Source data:
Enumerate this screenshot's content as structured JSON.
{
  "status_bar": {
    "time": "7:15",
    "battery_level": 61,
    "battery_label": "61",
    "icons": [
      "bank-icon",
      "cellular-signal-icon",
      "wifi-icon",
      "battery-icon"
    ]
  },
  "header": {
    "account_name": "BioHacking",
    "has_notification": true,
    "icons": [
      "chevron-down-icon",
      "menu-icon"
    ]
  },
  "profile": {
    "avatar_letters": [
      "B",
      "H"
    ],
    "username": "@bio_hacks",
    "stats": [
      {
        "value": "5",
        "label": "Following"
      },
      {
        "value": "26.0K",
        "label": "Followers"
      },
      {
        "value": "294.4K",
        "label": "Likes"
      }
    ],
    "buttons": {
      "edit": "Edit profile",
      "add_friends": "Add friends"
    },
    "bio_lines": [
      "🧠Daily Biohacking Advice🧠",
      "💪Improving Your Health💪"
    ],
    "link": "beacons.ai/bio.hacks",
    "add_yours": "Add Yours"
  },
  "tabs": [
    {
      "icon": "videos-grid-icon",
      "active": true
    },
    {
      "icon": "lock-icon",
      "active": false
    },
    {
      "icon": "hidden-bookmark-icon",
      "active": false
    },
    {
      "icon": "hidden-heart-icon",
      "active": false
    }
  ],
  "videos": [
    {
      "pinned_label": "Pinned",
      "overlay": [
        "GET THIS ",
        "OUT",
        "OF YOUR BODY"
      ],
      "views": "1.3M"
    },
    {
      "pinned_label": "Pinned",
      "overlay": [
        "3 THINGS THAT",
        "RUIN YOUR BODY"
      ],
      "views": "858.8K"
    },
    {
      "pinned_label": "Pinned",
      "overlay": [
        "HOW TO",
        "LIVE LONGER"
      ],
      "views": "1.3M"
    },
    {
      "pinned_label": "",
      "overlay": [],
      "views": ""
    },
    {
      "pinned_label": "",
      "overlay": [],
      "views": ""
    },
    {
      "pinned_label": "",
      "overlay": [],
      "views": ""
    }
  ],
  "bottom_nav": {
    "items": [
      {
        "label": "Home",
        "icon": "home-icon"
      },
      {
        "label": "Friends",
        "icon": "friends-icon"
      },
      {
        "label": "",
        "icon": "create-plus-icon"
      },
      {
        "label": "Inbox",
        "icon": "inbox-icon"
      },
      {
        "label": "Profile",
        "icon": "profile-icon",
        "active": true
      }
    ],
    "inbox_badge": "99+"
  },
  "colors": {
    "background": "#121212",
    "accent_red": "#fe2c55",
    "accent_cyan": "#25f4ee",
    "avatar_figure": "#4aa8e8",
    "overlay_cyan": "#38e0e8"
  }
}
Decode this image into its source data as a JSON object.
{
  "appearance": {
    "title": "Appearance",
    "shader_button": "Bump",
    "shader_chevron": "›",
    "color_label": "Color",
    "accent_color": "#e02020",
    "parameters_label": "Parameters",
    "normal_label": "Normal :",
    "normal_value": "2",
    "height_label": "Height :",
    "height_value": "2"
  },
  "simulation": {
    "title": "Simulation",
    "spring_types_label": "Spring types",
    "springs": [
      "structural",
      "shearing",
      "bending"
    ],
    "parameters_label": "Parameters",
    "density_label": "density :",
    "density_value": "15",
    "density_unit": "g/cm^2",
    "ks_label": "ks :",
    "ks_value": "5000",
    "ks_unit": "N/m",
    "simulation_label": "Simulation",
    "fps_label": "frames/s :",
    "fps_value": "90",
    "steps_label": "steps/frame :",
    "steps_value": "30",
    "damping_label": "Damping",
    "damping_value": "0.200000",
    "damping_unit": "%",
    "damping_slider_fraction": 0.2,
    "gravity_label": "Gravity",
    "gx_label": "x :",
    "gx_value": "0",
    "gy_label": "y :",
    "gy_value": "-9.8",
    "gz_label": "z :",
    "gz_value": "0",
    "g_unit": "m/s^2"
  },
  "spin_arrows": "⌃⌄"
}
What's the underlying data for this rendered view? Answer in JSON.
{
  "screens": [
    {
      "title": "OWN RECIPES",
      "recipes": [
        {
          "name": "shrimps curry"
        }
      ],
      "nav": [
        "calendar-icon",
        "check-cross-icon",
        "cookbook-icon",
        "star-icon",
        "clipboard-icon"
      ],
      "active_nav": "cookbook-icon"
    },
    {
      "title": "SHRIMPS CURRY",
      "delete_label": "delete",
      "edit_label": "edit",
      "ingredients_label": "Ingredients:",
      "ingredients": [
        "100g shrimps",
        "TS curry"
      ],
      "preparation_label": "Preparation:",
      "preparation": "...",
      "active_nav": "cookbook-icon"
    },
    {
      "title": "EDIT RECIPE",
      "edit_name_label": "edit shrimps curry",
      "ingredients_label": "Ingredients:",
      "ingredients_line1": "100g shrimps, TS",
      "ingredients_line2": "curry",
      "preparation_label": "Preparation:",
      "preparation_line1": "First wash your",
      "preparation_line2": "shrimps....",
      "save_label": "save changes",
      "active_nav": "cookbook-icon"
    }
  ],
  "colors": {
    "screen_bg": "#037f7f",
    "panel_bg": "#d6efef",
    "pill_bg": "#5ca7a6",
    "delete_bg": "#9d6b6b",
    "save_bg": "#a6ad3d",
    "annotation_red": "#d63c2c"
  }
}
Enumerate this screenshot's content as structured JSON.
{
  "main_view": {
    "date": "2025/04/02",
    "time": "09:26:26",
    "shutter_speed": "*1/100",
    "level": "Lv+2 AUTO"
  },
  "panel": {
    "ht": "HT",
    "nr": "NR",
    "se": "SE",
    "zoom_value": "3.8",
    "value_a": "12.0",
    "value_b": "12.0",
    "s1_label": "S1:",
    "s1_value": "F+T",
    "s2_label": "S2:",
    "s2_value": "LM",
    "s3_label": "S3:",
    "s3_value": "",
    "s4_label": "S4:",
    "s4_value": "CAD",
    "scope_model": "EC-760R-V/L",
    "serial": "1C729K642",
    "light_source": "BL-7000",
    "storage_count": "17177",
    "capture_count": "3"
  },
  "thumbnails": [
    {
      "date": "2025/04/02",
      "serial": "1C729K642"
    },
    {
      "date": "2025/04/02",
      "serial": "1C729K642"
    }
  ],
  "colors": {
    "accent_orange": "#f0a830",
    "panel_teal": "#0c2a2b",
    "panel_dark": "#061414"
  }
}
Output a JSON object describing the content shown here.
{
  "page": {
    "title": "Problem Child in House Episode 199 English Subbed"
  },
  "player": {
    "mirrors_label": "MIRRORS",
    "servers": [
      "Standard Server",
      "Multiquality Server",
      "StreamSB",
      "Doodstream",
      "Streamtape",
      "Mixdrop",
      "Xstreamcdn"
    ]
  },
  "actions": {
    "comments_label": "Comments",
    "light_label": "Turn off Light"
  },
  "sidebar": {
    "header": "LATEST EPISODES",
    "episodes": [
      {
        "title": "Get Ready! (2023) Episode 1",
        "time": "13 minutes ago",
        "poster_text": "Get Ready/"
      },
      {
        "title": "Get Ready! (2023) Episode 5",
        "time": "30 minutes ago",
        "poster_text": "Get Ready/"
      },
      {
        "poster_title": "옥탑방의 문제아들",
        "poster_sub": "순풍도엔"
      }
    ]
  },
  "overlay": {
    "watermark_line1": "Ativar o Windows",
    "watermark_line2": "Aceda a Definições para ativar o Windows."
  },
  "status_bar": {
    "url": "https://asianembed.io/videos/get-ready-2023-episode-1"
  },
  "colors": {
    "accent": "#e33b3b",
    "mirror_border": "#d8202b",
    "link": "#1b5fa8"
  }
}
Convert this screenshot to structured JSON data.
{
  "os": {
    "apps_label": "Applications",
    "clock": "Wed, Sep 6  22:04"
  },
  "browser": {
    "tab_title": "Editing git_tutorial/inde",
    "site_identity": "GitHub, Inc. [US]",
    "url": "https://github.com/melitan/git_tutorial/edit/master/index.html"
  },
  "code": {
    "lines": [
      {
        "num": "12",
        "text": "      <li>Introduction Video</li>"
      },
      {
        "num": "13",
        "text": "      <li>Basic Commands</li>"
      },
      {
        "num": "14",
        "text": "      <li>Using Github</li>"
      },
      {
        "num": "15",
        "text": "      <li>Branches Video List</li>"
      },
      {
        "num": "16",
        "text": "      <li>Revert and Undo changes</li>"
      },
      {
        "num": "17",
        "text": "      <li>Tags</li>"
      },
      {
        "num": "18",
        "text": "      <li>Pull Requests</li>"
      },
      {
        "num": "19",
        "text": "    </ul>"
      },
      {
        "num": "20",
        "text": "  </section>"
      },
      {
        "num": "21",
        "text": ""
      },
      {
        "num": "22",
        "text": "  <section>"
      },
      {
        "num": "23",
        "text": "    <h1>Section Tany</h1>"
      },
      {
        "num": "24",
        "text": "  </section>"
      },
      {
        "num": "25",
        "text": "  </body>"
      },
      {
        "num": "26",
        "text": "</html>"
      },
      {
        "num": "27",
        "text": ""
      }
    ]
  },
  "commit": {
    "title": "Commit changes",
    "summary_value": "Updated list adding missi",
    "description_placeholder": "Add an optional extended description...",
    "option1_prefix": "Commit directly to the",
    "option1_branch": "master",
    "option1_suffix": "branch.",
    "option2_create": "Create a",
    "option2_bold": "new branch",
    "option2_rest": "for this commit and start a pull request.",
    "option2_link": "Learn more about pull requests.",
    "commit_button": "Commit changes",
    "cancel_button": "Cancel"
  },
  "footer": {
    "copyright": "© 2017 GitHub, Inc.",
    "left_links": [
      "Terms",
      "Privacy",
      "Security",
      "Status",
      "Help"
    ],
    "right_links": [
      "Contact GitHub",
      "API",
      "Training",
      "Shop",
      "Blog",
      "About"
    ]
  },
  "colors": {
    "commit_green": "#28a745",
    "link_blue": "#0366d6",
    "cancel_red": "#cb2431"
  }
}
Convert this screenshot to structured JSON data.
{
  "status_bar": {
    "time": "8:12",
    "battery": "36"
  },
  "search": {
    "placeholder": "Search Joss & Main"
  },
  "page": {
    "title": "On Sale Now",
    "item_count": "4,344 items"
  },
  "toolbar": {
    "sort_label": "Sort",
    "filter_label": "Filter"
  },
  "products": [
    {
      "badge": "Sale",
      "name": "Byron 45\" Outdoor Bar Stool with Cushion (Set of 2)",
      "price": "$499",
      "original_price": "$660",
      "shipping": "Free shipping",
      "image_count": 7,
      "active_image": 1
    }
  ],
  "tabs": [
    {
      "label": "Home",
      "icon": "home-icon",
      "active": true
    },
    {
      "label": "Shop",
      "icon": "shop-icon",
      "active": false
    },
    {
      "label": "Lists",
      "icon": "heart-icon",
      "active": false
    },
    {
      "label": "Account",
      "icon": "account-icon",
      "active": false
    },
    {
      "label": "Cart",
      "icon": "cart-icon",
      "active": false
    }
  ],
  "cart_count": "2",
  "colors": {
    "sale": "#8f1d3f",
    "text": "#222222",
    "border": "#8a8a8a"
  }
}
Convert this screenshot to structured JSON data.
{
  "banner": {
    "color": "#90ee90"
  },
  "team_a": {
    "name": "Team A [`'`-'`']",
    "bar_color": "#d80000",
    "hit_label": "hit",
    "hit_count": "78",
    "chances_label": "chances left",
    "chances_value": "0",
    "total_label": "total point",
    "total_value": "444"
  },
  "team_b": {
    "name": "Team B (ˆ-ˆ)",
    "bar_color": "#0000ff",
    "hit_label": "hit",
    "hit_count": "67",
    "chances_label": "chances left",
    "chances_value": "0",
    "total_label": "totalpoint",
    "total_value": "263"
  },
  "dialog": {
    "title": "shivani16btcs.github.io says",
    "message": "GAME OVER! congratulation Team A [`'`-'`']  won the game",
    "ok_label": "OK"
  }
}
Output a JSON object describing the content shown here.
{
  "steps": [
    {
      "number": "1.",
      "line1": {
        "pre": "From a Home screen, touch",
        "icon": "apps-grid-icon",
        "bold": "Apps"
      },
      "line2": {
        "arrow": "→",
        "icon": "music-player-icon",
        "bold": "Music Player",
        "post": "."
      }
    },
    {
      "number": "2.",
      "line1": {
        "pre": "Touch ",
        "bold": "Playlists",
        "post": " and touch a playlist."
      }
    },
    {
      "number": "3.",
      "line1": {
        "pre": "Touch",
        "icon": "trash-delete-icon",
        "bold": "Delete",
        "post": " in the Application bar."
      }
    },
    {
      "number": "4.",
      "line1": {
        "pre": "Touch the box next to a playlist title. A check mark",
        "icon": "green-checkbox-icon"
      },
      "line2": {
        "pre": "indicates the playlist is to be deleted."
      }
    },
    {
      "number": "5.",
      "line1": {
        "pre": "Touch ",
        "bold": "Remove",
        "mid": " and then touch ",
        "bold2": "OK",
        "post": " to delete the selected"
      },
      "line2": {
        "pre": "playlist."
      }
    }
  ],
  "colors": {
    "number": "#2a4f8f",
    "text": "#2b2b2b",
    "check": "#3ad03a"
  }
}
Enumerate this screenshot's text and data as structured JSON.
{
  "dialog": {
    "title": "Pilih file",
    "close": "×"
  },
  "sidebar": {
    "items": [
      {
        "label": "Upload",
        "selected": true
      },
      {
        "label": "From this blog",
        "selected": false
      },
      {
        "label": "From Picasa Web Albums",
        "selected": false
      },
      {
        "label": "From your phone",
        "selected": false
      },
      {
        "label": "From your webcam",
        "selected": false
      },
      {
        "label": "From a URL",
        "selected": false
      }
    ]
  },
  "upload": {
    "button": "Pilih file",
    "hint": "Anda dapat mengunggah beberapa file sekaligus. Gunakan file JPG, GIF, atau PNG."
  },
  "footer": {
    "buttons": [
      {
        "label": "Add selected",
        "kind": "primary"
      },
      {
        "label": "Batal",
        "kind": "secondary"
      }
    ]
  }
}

WHAT YOU SHOULD DO.
Write out exactly the lines from the line holding "Enumerate this screenshot's text" through the last line of the data, and nothing besides those lines.

WRITTEN SOLUTION.
Enumerate this screenshot's text and data as structured JSON.
{
  "dialog": {
    "title": "Pilih file",
    "close": "×"
  },
  "sidebar": {
    "items": [
      {
        "label": "Upload",
        "selected": true
      },
      {
        "label": "From this blog",
        "selected": false
      },
      {
        "label": "From Picasa Web Albums",
        "selected": false
      },
      {
        "label": "From your phone",
        "selected": false
      },
      {
        "label": "From your webcam",
        "selected": false
      },
      {
        "label": "From a URL",
        "selected": false
      }
    ]
  },
  "upload": {
    "button": "Pilih file",
    "hint": "Anda dapat mengunggah beberapa file sekaligus. Gunakan file JPG, GIF, atau PNG."
  },
  "footer": {
    "buttons": [
      {
        "label": "Add selected",
        "kind": "primary"
      },
      {
        "label": "Batal",
        "kind": "secondary"
      }
    ]
  }
}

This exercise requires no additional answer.